Records about charts and figures:
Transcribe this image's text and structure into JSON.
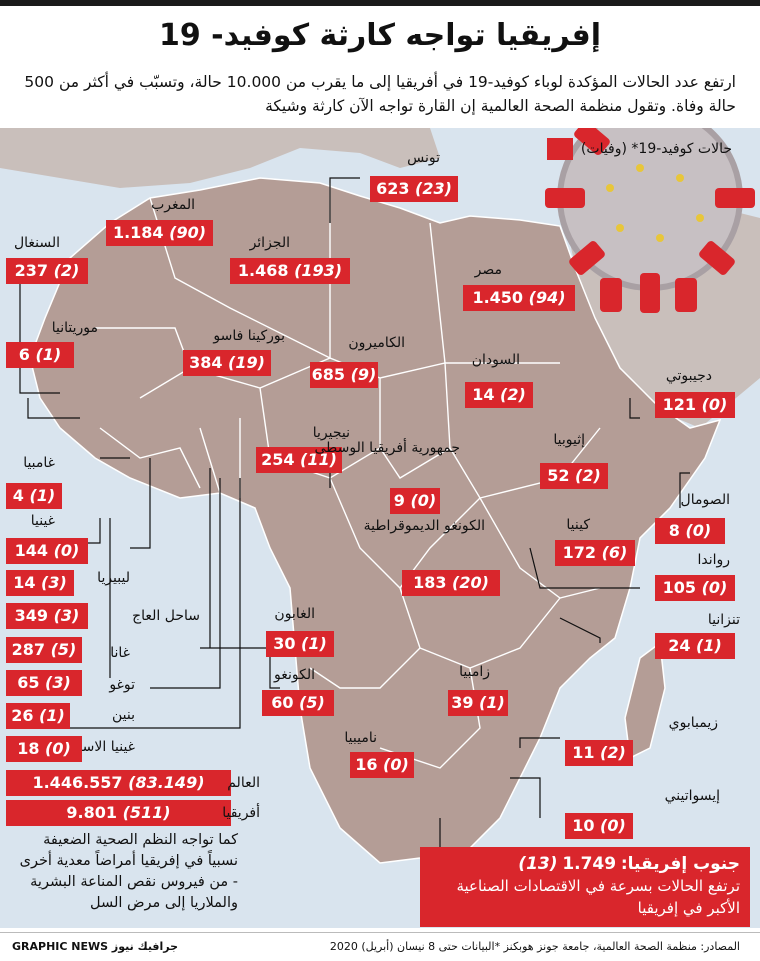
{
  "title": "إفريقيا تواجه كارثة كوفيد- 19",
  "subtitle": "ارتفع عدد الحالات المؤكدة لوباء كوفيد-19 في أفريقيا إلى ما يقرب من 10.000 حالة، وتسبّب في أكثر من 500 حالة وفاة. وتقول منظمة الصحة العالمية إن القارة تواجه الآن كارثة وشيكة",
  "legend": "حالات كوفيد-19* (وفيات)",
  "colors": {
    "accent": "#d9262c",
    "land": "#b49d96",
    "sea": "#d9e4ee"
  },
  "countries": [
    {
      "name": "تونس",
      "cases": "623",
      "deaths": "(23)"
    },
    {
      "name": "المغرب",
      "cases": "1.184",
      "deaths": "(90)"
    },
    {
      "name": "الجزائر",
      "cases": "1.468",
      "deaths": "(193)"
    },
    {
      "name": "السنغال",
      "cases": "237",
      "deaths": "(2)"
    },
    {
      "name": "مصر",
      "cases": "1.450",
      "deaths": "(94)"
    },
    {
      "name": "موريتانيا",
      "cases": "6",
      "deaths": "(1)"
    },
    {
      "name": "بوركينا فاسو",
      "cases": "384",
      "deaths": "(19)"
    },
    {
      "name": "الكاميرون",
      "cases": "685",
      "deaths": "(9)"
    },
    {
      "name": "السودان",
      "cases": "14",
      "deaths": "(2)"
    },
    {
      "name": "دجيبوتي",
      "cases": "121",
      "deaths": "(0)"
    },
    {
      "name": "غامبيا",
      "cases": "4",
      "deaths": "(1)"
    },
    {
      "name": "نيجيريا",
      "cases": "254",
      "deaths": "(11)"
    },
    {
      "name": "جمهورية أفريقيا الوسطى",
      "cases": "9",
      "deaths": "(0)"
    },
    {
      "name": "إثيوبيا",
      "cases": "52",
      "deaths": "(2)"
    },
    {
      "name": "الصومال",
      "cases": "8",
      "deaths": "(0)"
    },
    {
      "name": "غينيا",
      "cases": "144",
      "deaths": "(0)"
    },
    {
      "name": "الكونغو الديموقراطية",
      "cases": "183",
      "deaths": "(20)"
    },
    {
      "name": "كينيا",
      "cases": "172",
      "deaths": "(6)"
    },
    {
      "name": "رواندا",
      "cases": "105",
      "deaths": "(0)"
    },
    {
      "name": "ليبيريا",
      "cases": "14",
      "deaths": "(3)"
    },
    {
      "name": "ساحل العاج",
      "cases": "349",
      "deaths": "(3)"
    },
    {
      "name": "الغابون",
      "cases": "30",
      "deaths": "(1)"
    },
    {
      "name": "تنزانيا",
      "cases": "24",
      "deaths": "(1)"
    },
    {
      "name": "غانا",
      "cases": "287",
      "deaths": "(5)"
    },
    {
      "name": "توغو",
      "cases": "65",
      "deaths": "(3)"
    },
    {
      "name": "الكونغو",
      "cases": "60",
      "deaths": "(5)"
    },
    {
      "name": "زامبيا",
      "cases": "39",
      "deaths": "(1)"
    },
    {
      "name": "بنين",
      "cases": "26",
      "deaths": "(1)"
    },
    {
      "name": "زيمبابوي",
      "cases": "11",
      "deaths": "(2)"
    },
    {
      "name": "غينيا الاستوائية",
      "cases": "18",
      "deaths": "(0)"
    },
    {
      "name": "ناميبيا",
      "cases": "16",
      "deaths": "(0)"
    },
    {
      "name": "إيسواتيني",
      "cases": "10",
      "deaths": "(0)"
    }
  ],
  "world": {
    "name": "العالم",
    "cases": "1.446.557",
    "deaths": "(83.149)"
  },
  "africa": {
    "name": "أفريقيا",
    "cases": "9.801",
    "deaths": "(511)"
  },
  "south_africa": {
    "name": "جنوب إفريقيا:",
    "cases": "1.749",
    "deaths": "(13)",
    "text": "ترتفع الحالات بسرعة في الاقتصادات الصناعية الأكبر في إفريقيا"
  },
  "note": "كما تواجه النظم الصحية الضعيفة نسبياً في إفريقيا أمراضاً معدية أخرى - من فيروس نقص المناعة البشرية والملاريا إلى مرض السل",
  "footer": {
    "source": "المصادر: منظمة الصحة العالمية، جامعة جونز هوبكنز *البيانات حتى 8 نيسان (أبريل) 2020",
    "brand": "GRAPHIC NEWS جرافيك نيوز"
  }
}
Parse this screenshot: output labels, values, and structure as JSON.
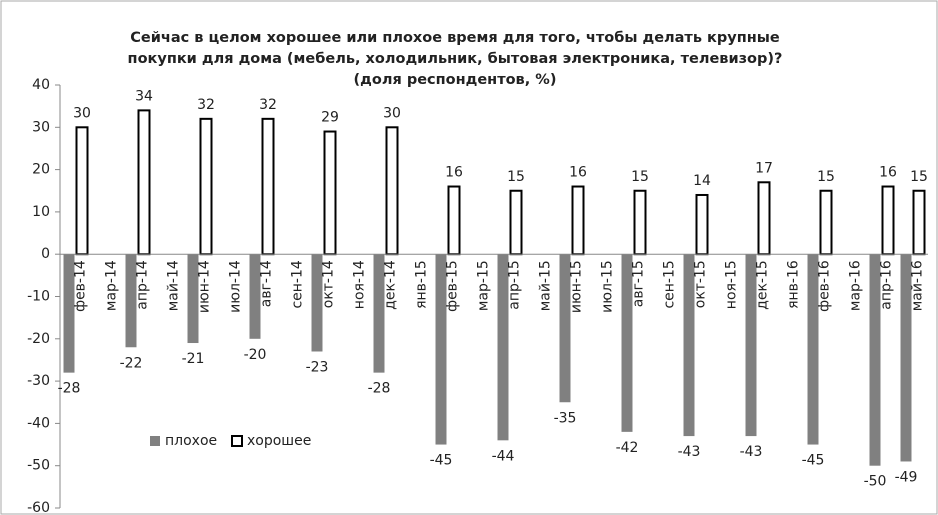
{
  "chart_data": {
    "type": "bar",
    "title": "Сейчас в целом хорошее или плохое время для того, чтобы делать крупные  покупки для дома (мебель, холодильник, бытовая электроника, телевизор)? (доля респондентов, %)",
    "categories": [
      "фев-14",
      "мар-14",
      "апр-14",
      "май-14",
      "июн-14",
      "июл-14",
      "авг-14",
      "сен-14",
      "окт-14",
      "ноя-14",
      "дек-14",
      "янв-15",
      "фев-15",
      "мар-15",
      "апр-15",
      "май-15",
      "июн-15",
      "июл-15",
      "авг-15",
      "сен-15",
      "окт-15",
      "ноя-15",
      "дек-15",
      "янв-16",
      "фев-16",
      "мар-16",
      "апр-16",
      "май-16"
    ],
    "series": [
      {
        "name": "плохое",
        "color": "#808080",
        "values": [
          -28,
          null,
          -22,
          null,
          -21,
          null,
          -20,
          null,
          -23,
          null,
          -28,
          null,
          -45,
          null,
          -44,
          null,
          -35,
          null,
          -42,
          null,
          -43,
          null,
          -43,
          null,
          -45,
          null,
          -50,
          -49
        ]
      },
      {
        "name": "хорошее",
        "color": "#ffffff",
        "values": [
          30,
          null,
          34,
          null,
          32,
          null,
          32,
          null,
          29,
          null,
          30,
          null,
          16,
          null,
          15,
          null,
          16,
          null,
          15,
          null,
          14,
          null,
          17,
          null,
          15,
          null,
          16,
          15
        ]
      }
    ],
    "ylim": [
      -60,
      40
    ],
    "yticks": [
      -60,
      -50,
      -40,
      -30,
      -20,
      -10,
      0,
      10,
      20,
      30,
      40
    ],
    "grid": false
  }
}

__What is being asked__
Copy every record above exactly as written, but leave out the pictures.

__Task answer__
Transcribe this image's text and structure into JSON.
{
  "title": "إفريقيا تواجه كارثة كوفيد- 19",
  "subtitle": "ارتفع عدد الحالات المؤكدة لوباء كوفيد-19 في أفريقيا إلى ما يقرب من 10.000 حالة، وتسبّب في أكثر من 500 حالة وفاة. وتقول منظمة الصحة العالمية إن القارة تواجه الآن كارثة وشيكة",
  "legend": "حالات كوفيد-19* (وفيات)",
  "colors": {
    "accent": "#d9262c",
    "land": "#b49d96",
    "sea": "#d9e4ee"
  },
  "countries": [
    {
      "name": "تونس",
      "cases": "623",
      "deaths": "(23)"
    },
    {
      "name": "المغرب",
      "cases": "1.184",
      "deaths": "(90)"
    },
    {
      "name": "الجزائر",
      "cases": "1.468",
      "deaths": "(193)"
    },
    {
      "name": "السنغال",
      "cases": "237",
      "deaths": "(2)"
    },
    {
      "name": "مصر",
      "cases": "1.450",
      "deaths": "(94)"
    },
    {
      "name": "موريتانيا",
      "cases": "6",
      "deaths": "(1)"
    },
    {
      "name": "بوركينا فاسو",
      "cases": "384",
      "deaths": "(19)"
    },
    {
      "name": "الكاميرون",
      "cases": "685",
      "deaths": "(9)"
    },
    {
      "name": "السودان",
      "cases": "14",
      "deaths": "(2)"
    },
    {
      "name": "دجيبوتي",
      "cases": "121",
      "deaths": "(0)"
    },
    {
      "name": "غامبيا",
      "cases": "4",
      "deaths": "(1)"
    },
    {
      "name": "نيجيريا",
      "cases": "254",
      "deaths": "(11)"
    },
    {
      "name": "جمهورية أفريقيا الوسطى",
      "cases": "9",
      "deaths": "(0)"
    },
    {
      "name": "إثيوبيا",
      "cases": "52",
      "deaths": "(2)"
    },
    {
      "name": "الصومال",
      "cases": "8",
      "deaths": "(0)"
    },
    {
      "name": "غينيا",
      "cases": "144",
      "deaths": "(0)"
    },
    {
      "name": "الكونغو الديموقراطية",
      "cases": "183",
      "deaths": "(20)"
    },
    {
      "name": "كينيا",
      "cases": "172",
      "deaths": "(6)"
    },
    {
      "name": "رواندا",
      "cases": "105",
      "deaths": "(0)"
    },
    {
      "name": "ليبيريا",
      "cases": "14",
      "deaths": "(3)"
    },
    {
      "name": "ساحل العاج",
      "cases": "349",
      "deaths": "(3)"
    },
    {
      "name": "الغابون",
      "cases": "30",
      "deaths": "(1)"
    },
    {
      "name": "تنزانيا",
      "cases": "24",
      "deaths": "(1)"
    },
    {
      "name": "غانا",
      "cases": "287",
      "deaths": "(5)"
    },
    {
      "name": "توغو",
      "cases": "65",
      "deaths": "(3)"
    },
    {
      "name": "الكونغو",
      "cases": "60",
      "deaths": "(5)"
    },
    {
      "name": "زامبيا",
      "cases": "39",
      "deaths": "(1)"
    },
    {
      "name": "بنين",
      "cases": "26",
      "deaths": "(1)"
    },
    {
      "name": "زيمبابوي",
      "cases": "11",
      "deaths": "(2)"
    },
    {
      "name": "غينيا الاستوائية",
      "cases": "18",
      "deaths": "(0)"
    },
    {
      "name": "ناميبيا",
      "cases": "16",
      "deaths": "(0)"
    },
    {
      "name": "إيسواتيني",
      "cases": "10",
      "deaths": "(0)"
    }
  ],
  "world": {
    "name": "العالم",
    "cases": "1.446.557",
    "deaths": "(83.149)"
  },
  "africa": {
    "name": "أفريقيا",
    "cases": "9.801",
    "deaths": "(511)"
  },
  "south_africa": {
    "name": "جنوب إفريقيا:",
    "cases": "1.749",
    "deaths": "(13)",
    "text": "ترتفع الحالات بسرعة في الاقتصادات الصناعية الأكبر في إفريقيا"
  },
  "note": "كما تواجه النظم الصحية الضعيفة نسبياً في إفريقيا أمراضاً معدية أخرى - من فيروس نقص المناعة البشرية والملاريا إلى مرض السل",
  "footer": {
    "source": "المصادر: منظمة الصحة العالمية، جامعة جونز هوبكنز *البيانات حتى 8 نيسان (أبريل) 2020",
    "brand": "GRAPHIC NEWS جرافيك نيوز"
  }
}
Parse this screenshot: output labels, values, and structure as JSON.
{
  "chart_data": {
    "type": "bar",
    "title": "Сейчас в целом хорошее или плохое время для того, чтобы делать крупные  покупки для дома (мебель, холодильник, бытовая электроника, телевизор)? (доля респондентов, %)",
    "categories": [
      "фев-14",
      "мар-14",
      "апр-14",
      "май-14",
      "июн-14",
      "июл-14",
      "авг-14",
      "сен-14",
      "окт-14",
      "ноя-14",
      "дек-14",
      "янв-15",
      "фев-15",
      "мар-15",
      "апр-15",
      "май-15",
      "июн-15",
      "июл-15",
      "авг-15",
      "сен-15",
      "окт-15",
      "ноя-15",
      "дек-15",
      "янв-16",
      "фев-16",
      "мар-16",
      "апр-16",
      "май-16"
    ],
    "series": [
      {
        "name": "плохое",
        "color": "#808080",
        "values": [
          -28,
          null,
          -22,
          null,
          -21,
          null,
          -20,
          null,
          -23,
          null,
          -28,
          null,
          -45,
          null,
          -44,
          null,
          -35,
          null,
          -42,
          null,
          -43,
          null,
          -43,
          null,
          -45,
          null,
          -50,
          -49
        ]
      },
      {
        "name": "хорошее",
        "color": "#ffffff",
        "values": [
          30,
          null,
          34,
          null,
          32,
          null,
          32,
          null,
          29,
          null,
          30,
          null,
          16,
          null,
          15,
          null,
          16,
          null,
          15,
          null,
          14,
          null,
          17,
          null,
          15,
          null,
          16,
          15
        ]
      }
    ],
    "ylim": [
      -60,
      40
    ],
    "yticks": [
      -60,
      -50,
      -40,
      -30,
      -20,
      -10,
      0,
      10,
      20,
      30,
      40
    ],
    "grid": false
  }
}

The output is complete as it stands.